- _Raw data_
========

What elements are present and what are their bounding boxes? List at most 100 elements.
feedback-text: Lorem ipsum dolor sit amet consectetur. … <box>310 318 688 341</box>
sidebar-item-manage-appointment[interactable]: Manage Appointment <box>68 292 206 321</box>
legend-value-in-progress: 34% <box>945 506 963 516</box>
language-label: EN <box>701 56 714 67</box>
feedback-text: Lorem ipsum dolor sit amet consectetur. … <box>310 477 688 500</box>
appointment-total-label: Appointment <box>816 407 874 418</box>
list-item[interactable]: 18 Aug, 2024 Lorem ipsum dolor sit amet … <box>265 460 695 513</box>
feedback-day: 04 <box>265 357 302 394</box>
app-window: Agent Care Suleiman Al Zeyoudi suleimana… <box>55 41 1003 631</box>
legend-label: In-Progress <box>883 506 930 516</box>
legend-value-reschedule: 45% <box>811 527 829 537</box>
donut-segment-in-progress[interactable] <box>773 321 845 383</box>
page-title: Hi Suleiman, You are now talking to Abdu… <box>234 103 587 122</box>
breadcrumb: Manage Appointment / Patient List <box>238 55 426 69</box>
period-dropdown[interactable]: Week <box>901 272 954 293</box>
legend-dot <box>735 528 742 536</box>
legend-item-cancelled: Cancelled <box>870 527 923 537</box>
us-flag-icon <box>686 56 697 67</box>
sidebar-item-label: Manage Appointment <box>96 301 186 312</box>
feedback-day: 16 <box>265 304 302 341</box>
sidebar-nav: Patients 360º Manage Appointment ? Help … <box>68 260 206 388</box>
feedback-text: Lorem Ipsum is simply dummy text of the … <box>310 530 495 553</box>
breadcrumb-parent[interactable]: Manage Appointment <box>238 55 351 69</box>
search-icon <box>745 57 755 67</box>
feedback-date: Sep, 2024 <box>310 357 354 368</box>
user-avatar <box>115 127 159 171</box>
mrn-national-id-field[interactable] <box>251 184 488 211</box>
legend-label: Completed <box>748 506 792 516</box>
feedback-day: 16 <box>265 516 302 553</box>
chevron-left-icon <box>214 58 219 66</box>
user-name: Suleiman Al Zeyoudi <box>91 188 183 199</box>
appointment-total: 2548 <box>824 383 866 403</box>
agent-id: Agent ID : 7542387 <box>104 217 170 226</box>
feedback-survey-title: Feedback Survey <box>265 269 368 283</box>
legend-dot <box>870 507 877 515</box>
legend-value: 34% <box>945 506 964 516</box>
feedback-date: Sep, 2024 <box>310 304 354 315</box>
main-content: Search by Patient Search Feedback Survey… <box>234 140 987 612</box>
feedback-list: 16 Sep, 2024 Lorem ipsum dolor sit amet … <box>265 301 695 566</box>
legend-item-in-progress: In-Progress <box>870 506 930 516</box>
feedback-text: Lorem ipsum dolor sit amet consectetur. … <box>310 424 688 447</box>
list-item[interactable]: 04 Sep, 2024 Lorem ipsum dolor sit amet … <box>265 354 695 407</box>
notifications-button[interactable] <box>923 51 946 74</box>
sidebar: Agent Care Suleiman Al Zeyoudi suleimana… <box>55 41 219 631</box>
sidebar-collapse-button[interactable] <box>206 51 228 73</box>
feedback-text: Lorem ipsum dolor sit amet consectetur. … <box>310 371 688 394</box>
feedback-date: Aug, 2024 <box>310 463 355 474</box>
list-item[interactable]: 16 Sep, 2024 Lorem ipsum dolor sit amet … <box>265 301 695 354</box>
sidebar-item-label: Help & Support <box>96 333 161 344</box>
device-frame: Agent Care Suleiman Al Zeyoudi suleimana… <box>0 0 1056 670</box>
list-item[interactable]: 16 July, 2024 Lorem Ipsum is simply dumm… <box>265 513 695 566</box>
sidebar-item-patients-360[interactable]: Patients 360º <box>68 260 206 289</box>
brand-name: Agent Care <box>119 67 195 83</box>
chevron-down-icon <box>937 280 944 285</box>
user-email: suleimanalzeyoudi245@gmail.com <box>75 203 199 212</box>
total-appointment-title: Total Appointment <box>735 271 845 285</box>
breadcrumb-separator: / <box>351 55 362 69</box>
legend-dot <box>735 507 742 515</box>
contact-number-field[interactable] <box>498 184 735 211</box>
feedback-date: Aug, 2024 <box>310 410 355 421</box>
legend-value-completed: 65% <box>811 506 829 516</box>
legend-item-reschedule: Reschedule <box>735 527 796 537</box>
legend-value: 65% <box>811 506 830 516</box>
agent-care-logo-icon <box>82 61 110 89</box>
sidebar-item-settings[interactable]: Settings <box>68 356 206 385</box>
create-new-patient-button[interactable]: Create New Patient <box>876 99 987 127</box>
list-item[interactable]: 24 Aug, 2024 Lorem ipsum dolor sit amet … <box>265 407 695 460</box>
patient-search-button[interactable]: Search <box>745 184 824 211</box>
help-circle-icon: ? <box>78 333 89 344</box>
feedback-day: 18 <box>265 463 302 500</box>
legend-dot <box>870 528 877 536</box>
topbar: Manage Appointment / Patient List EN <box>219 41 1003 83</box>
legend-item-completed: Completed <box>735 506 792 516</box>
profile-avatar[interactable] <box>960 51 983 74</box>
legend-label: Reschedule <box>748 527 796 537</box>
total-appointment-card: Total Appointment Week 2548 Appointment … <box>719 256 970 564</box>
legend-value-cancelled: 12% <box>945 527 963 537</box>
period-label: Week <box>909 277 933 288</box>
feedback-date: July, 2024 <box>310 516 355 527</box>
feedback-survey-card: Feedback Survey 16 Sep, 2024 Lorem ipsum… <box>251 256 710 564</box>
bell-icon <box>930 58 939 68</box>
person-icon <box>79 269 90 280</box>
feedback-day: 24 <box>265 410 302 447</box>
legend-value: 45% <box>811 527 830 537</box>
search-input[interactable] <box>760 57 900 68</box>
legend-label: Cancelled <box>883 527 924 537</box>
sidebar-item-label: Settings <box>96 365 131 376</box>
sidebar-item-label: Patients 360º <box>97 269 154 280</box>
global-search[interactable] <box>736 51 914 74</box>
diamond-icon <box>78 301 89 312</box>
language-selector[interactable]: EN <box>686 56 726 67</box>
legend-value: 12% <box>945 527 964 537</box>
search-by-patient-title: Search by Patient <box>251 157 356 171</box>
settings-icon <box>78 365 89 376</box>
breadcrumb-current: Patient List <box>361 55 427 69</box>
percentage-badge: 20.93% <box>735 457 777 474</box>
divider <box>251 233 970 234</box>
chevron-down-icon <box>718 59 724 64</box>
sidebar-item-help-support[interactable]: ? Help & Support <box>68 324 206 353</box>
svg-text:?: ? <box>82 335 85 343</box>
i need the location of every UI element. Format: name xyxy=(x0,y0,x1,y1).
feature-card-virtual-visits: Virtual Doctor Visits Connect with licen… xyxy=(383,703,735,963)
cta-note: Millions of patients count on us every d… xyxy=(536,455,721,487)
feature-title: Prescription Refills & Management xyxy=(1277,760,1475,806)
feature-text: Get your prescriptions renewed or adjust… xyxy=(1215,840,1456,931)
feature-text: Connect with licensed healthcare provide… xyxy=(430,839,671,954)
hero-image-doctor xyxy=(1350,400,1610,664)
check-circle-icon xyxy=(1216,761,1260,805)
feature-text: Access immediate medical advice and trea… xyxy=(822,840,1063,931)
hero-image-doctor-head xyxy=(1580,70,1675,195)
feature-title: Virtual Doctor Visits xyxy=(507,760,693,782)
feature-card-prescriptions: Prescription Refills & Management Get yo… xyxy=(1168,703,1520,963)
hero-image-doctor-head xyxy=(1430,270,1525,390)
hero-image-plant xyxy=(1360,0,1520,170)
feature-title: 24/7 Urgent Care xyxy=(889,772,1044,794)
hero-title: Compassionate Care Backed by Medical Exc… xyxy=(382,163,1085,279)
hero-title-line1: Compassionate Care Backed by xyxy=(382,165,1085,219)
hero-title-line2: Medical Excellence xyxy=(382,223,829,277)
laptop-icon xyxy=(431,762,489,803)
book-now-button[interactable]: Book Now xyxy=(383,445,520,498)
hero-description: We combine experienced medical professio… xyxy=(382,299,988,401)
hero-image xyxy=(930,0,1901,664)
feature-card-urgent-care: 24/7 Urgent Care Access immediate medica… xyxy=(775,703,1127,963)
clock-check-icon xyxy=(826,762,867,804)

========

Filter the entries above down to the lines that hold the word "breadcrumb", and copy those lines.

breadcrumb: Manage Appointment / Patient List <box>238 55 426 69</box>
breadcrumb-parent[interactable]: Manage Appointment <box>238 55 351 69</box>
breadcrumb-separator: / <box>351 55 362 69</box>
breadcrumb-current: Patient List <box>361 55 427 69</box>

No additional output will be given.